• [AIM]: Lines containing the word "that" are the ones to copy from the records below.

• [TASK MATERIAL]:
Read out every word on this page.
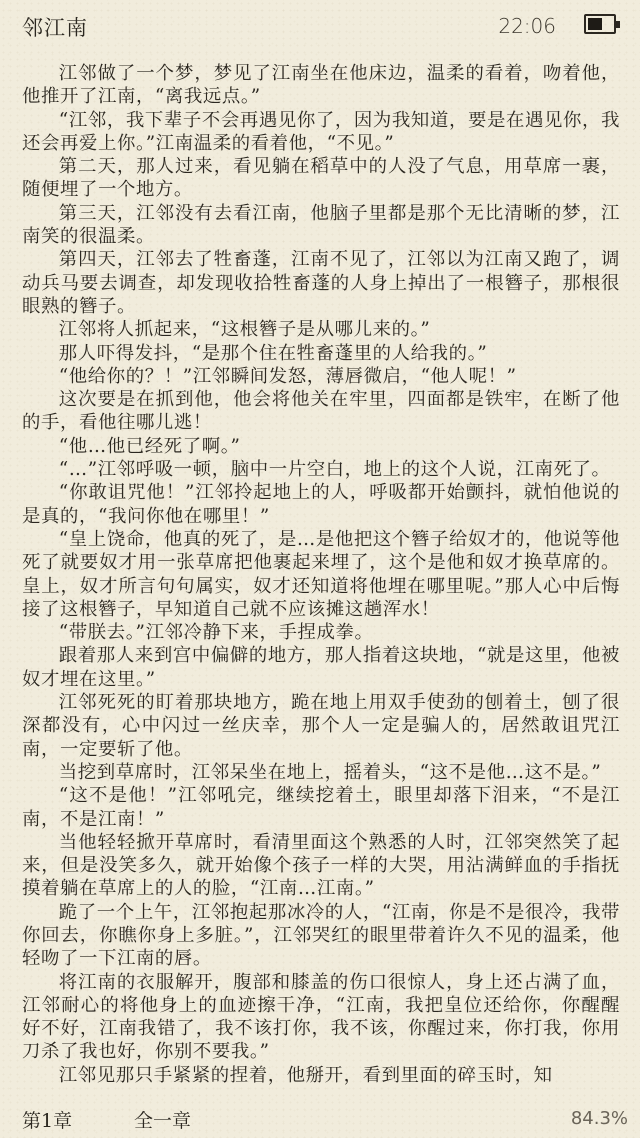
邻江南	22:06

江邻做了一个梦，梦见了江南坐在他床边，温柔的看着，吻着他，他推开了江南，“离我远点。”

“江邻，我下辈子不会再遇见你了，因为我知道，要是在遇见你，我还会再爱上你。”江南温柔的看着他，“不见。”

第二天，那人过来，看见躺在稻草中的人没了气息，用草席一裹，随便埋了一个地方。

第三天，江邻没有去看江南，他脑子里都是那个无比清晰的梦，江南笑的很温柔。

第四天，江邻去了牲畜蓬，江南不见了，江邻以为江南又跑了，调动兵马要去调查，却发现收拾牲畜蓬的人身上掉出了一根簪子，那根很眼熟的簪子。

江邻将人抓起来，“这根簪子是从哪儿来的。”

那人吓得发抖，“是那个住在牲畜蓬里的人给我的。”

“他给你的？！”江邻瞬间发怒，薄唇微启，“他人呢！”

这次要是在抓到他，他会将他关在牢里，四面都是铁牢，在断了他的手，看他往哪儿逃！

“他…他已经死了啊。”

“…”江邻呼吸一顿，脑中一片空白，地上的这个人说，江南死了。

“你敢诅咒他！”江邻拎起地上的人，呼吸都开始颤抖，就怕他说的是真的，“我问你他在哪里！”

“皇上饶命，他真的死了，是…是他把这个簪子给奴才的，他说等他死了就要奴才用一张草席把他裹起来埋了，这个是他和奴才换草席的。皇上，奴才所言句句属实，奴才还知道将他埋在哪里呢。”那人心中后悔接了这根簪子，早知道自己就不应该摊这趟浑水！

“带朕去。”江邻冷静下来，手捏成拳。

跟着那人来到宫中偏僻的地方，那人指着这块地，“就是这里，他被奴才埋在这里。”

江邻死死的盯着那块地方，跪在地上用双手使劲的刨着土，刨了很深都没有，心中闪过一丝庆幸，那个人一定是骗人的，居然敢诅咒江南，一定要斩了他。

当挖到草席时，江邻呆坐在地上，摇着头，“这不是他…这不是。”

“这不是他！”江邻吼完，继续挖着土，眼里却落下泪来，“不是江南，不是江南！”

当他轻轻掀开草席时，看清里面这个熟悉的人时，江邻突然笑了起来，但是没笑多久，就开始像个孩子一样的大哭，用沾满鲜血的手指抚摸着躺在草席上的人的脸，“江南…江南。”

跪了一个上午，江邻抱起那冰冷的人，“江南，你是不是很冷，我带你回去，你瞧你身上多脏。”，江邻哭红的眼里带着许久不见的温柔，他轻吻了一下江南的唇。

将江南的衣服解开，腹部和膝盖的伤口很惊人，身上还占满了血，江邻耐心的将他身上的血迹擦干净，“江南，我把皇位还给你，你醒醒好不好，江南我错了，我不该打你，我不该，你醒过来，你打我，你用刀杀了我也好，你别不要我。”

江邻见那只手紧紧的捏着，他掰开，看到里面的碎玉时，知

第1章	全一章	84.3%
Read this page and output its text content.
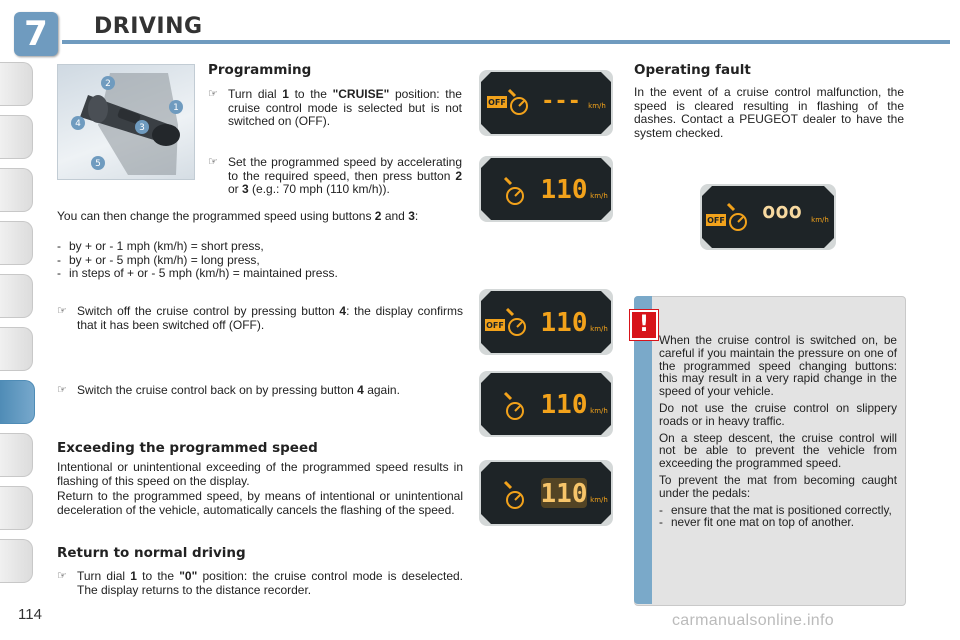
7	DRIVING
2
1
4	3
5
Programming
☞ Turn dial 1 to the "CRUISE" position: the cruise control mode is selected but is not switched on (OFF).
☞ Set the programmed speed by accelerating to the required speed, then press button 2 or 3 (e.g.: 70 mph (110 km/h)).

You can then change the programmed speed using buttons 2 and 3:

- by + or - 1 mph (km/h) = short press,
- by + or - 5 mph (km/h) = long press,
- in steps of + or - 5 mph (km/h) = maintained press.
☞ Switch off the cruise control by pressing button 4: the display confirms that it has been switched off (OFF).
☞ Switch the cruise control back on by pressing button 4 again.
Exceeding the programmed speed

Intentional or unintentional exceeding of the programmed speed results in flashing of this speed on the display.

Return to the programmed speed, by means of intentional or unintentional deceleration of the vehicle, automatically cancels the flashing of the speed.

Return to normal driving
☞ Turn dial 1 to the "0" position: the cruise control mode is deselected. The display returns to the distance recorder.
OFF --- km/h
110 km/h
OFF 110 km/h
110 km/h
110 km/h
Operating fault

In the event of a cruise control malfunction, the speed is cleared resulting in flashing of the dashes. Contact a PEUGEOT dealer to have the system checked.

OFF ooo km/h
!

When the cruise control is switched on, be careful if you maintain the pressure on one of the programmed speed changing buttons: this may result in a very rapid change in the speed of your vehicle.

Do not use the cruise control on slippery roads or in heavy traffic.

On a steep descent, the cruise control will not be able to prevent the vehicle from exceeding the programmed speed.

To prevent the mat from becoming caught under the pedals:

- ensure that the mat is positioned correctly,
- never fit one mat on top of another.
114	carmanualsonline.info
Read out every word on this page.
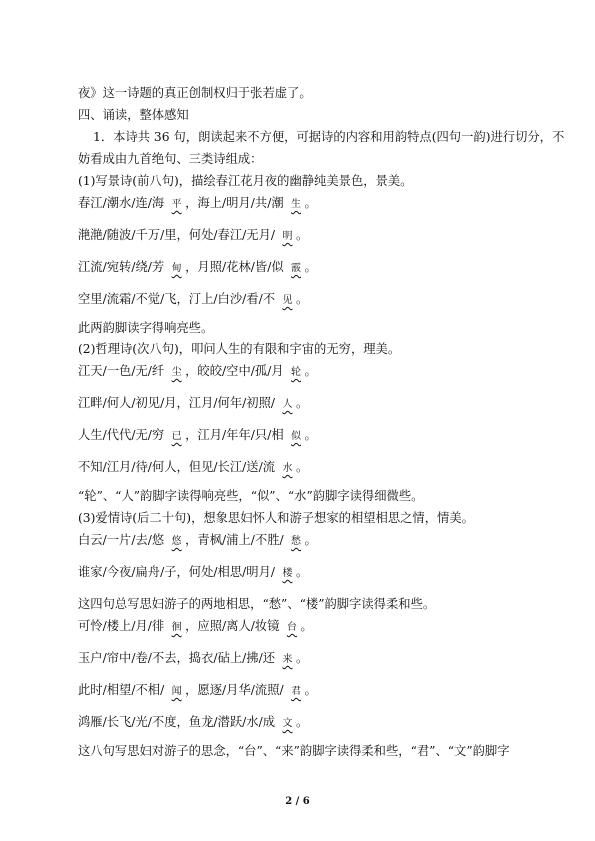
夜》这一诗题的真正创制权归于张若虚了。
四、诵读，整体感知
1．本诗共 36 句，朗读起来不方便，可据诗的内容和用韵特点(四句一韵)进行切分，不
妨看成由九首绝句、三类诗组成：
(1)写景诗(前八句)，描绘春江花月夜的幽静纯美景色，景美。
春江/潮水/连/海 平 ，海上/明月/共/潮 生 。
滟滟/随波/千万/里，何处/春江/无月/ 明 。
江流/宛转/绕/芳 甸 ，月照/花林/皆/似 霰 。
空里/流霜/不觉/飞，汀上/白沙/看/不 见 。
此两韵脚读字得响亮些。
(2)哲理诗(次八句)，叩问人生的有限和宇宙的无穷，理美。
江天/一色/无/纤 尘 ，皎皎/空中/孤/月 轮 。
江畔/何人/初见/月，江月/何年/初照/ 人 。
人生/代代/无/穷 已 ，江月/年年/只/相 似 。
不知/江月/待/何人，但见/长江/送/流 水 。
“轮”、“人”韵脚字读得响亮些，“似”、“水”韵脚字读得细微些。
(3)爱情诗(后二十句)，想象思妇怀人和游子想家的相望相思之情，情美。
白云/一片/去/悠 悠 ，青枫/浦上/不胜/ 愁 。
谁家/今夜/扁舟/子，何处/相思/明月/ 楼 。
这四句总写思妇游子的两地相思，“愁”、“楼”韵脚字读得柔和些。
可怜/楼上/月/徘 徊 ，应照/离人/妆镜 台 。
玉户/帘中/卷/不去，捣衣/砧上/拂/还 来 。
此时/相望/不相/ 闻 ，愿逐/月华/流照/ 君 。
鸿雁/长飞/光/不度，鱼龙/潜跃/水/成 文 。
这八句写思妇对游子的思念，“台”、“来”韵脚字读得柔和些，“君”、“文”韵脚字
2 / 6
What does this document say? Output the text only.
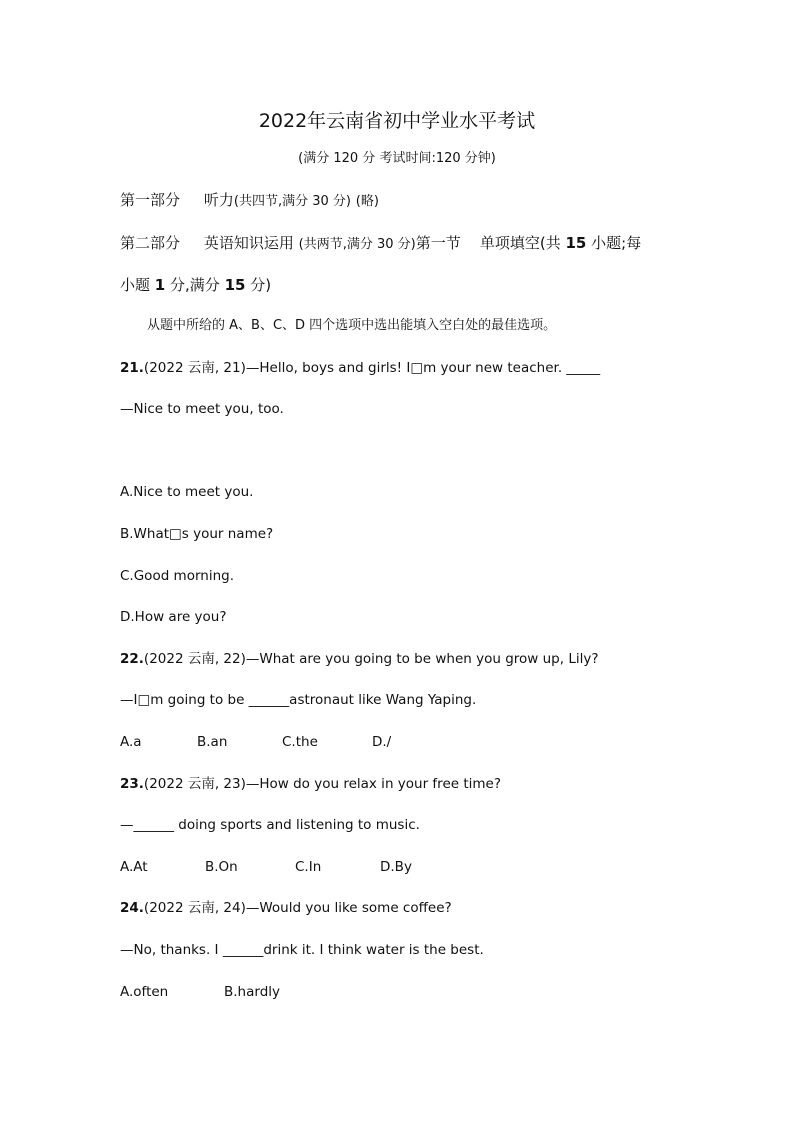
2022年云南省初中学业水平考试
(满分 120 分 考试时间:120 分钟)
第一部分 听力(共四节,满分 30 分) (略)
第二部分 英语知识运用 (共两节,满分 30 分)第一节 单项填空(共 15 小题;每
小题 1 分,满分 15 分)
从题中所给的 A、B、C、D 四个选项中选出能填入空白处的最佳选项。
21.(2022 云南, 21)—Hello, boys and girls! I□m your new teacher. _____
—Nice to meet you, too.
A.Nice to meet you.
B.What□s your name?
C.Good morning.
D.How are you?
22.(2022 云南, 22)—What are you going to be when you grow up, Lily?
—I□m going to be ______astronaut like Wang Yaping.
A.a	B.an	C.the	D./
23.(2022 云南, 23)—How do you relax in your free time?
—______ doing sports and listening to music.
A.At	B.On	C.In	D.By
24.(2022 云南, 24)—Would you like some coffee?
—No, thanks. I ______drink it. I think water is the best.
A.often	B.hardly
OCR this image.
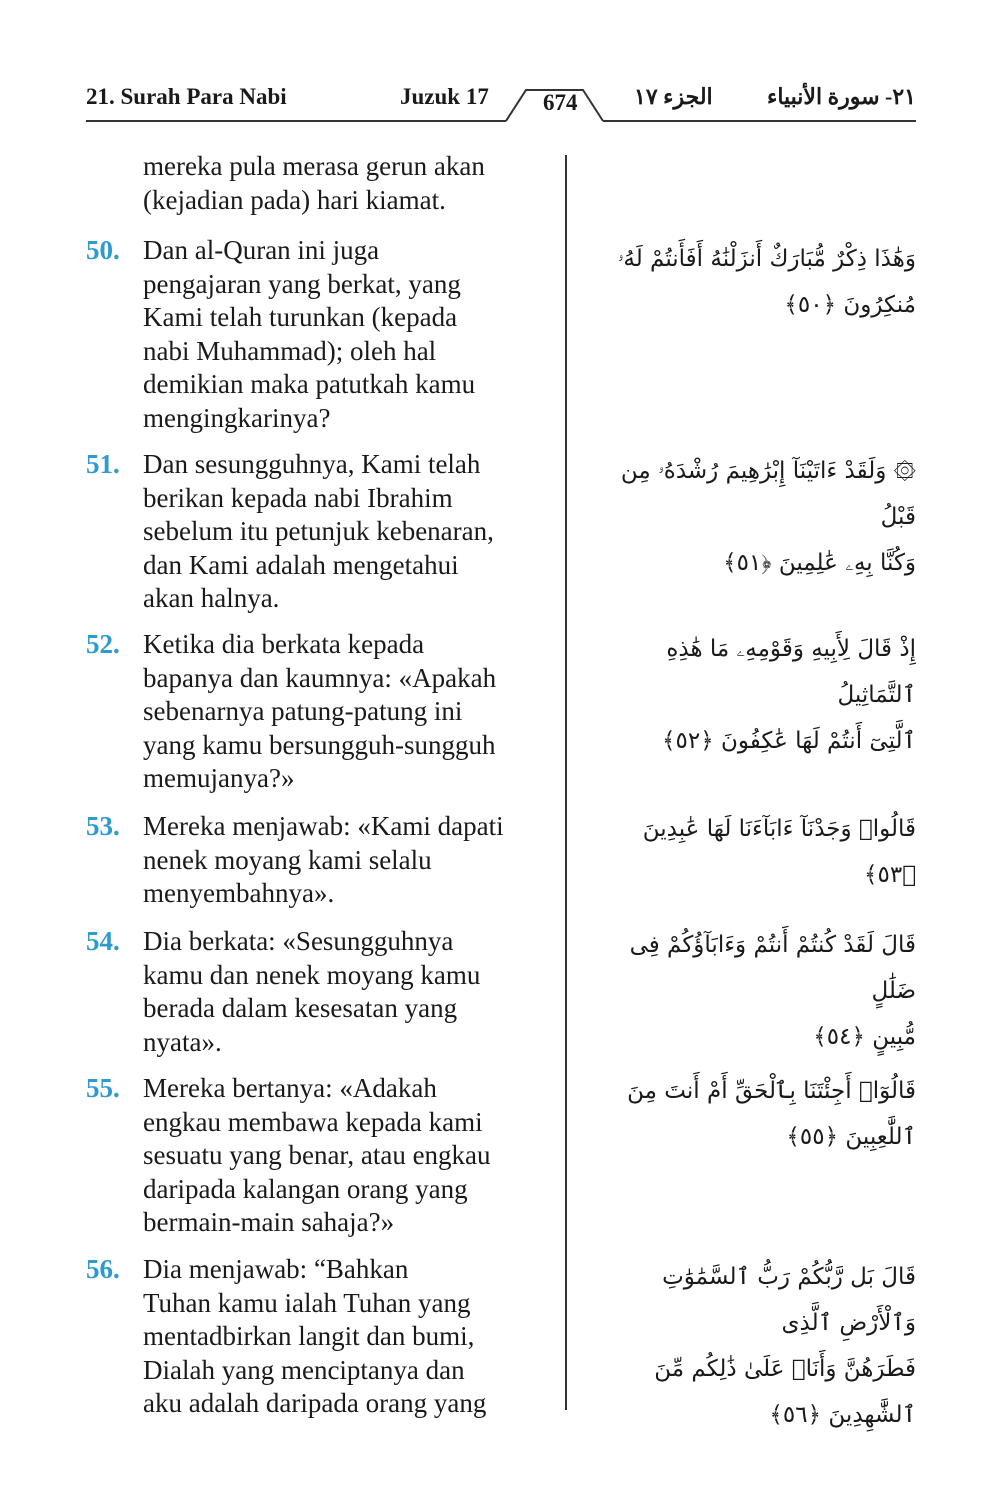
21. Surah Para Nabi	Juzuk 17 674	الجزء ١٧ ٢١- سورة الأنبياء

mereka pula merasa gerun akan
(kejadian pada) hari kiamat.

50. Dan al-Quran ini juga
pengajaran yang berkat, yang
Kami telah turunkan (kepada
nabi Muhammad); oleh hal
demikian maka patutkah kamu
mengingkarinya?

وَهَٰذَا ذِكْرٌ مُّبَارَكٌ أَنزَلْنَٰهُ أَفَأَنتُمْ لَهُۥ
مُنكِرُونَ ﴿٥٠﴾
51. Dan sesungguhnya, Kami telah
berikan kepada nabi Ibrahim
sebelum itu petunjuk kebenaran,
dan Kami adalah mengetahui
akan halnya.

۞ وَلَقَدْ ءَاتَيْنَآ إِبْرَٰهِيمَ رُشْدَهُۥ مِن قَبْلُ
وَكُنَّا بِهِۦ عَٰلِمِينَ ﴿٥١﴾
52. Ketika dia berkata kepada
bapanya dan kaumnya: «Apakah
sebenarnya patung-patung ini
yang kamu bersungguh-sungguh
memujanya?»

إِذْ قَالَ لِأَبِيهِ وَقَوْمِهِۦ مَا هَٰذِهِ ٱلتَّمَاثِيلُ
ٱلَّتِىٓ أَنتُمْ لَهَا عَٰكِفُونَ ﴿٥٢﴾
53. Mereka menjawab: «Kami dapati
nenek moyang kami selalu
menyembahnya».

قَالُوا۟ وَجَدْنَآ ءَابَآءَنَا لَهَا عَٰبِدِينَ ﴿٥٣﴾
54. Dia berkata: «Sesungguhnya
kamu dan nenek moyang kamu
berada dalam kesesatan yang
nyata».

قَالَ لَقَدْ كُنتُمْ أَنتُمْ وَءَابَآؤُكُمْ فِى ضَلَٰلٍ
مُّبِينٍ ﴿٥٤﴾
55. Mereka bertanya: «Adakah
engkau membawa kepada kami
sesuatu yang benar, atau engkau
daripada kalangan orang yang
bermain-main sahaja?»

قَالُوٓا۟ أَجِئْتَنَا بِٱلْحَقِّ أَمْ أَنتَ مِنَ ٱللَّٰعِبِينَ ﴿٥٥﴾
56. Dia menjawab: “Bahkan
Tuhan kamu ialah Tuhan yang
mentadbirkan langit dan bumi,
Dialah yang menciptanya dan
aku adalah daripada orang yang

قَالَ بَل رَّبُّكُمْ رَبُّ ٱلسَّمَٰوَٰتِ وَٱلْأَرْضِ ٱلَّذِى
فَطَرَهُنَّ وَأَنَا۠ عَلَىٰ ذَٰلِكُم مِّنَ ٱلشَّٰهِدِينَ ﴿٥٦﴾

• [TASK RESULT]:
☞ Switch off the cruise control by pressing button 4: the display confirms that it has been switched off (OFF).
- ensure that the mat is positioned correctly,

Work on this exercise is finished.